BEGIN EXCERPTED DATA

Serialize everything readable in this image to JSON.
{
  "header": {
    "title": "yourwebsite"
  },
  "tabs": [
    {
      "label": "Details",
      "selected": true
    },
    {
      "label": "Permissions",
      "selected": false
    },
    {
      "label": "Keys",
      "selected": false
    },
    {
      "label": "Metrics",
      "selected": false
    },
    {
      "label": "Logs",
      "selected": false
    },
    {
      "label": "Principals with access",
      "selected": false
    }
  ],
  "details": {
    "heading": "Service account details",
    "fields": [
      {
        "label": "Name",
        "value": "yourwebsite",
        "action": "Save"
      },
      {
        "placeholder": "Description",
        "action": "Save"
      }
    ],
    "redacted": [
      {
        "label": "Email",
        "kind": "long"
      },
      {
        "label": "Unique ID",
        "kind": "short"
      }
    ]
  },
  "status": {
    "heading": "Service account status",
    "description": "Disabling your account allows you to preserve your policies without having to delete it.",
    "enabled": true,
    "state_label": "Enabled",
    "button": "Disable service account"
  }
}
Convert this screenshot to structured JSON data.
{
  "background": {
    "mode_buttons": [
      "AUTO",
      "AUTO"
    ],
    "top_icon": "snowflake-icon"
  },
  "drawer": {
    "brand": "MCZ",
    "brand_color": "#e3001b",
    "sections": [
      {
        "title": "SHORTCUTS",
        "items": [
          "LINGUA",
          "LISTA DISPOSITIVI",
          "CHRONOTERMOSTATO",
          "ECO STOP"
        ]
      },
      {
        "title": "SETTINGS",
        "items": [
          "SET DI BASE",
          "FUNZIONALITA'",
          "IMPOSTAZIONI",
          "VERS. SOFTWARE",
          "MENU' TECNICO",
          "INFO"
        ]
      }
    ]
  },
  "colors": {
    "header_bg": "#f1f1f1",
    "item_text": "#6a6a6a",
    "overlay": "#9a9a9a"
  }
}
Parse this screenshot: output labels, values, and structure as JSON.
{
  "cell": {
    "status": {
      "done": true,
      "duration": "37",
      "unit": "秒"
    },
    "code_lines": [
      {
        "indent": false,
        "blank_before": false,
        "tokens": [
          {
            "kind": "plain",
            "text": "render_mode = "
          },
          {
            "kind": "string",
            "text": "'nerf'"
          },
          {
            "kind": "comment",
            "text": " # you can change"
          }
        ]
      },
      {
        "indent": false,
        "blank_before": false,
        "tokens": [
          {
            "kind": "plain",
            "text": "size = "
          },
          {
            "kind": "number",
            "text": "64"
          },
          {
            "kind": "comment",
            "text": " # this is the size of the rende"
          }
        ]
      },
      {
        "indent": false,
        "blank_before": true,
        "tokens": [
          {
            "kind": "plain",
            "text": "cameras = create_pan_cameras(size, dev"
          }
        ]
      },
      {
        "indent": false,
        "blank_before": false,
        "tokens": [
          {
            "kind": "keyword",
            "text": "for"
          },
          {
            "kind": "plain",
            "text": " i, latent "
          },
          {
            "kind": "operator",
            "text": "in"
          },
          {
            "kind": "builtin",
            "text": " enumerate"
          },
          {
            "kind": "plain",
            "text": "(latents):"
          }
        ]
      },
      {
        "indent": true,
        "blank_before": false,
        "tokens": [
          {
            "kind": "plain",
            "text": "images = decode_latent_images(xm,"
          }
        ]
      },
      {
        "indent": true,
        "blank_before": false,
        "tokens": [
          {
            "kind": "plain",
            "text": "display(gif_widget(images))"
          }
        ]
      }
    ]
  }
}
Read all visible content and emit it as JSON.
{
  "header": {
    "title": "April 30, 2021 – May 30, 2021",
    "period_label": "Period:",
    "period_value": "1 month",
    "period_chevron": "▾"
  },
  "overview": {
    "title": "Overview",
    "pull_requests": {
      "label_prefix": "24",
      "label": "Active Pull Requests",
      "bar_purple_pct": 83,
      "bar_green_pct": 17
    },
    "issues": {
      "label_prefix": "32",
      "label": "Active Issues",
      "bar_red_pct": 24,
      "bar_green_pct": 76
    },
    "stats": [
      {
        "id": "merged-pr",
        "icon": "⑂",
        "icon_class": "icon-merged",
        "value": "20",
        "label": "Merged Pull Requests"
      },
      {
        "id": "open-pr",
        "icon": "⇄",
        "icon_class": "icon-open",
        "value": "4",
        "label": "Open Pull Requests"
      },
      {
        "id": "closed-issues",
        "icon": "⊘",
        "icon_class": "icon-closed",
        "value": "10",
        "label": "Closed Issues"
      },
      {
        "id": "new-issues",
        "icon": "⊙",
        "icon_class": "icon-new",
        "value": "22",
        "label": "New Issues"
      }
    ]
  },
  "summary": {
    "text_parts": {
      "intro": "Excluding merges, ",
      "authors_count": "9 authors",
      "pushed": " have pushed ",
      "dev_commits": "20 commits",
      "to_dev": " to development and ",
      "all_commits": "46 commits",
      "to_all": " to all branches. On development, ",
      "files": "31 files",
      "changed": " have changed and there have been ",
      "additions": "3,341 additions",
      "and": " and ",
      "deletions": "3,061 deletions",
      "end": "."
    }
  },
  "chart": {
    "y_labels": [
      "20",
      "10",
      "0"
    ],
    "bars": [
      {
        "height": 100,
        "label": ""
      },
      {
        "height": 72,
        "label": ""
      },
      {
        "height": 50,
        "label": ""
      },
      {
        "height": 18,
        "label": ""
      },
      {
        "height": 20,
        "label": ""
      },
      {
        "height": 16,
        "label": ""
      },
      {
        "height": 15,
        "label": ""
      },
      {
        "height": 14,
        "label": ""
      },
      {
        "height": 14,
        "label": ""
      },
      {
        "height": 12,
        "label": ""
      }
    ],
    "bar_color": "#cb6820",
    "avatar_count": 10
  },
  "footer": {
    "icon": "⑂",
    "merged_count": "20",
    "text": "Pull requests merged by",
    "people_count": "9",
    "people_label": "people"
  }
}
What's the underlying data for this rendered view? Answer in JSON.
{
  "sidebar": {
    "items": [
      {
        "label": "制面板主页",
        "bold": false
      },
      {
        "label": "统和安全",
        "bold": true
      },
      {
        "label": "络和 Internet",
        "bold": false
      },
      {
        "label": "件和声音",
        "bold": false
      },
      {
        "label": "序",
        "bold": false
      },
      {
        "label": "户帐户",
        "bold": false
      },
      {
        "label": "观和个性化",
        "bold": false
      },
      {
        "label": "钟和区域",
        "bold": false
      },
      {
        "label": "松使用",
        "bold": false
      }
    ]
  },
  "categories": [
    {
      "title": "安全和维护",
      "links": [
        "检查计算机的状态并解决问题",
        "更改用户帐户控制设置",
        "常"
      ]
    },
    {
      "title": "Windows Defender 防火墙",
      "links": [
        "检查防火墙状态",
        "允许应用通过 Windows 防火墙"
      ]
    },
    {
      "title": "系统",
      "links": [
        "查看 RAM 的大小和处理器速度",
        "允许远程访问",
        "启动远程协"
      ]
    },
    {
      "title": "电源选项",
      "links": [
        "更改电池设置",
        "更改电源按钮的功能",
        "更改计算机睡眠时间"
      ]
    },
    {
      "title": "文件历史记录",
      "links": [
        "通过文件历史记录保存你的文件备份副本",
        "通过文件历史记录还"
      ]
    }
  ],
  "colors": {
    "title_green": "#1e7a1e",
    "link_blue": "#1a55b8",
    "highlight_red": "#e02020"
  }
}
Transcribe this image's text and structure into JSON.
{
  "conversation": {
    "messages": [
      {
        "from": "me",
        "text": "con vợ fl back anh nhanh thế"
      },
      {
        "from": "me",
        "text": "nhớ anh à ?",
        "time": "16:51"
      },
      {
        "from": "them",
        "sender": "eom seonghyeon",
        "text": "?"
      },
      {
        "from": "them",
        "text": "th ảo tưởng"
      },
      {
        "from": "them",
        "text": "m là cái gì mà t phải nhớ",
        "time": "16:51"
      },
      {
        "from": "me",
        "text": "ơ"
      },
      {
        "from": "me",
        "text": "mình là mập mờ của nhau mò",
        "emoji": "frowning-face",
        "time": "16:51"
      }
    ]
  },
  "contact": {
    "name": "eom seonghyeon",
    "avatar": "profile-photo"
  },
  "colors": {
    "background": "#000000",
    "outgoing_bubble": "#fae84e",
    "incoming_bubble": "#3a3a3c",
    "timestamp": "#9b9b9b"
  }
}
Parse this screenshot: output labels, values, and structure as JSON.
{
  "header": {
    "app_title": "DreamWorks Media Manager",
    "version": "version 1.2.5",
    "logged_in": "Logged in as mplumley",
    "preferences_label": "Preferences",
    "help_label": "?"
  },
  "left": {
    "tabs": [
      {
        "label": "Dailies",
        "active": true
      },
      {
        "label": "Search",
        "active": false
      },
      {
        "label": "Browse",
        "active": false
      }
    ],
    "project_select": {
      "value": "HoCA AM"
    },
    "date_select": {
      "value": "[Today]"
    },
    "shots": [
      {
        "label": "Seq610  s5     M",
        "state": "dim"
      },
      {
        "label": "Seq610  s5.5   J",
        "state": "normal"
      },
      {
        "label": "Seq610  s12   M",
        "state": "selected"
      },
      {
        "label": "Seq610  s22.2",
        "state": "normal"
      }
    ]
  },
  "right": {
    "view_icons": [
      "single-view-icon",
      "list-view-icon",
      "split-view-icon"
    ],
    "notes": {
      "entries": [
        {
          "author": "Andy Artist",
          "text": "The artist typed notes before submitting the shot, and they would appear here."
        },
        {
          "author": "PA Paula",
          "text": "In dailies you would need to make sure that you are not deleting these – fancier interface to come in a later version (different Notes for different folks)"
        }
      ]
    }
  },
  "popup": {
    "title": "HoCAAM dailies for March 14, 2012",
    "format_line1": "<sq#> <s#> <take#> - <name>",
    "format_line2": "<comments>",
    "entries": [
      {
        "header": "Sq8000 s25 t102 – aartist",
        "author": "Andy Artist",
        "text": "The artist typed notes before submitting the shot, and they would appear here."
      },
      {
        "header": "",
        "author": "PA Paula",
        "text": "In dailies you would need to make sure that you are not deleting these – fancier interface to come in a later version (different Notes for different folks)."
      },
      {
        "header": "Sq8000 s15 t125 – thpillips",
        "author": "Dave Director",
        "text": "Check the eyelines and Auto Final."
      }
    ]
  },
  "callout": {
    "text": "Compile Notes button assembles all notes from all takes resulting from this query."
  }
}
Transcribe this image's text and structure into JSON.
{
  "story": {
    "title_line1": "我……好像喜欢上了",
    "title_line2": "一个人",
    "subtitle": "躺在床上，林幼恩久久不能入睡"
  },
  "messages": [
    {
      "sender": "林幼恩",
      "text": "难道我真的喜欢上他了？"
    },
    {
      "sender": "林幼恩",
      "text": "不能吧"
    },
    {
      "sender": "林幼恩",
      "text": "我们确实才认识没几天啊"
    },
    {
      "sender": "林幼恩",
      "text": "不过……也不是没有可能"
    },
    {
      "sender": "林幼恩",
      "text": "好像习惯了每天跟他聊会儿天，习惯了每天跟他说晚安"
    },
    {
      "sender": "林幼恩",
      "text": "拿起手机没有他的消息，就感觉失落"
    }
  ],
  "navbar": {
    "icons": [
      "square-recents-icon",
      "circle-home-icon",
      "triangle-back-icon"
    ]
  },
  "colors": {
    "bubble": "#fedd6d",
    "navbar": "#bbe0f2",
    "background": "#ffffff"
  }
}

END EXCERPTED DATA

§ **WRITTEN INSTRUCTION**: Identify the lines that contain the string "have", and copy every one of them.

§ **REPLY**:
      "pushed": " have pushed ",
      "changed": " have changed and there have been ",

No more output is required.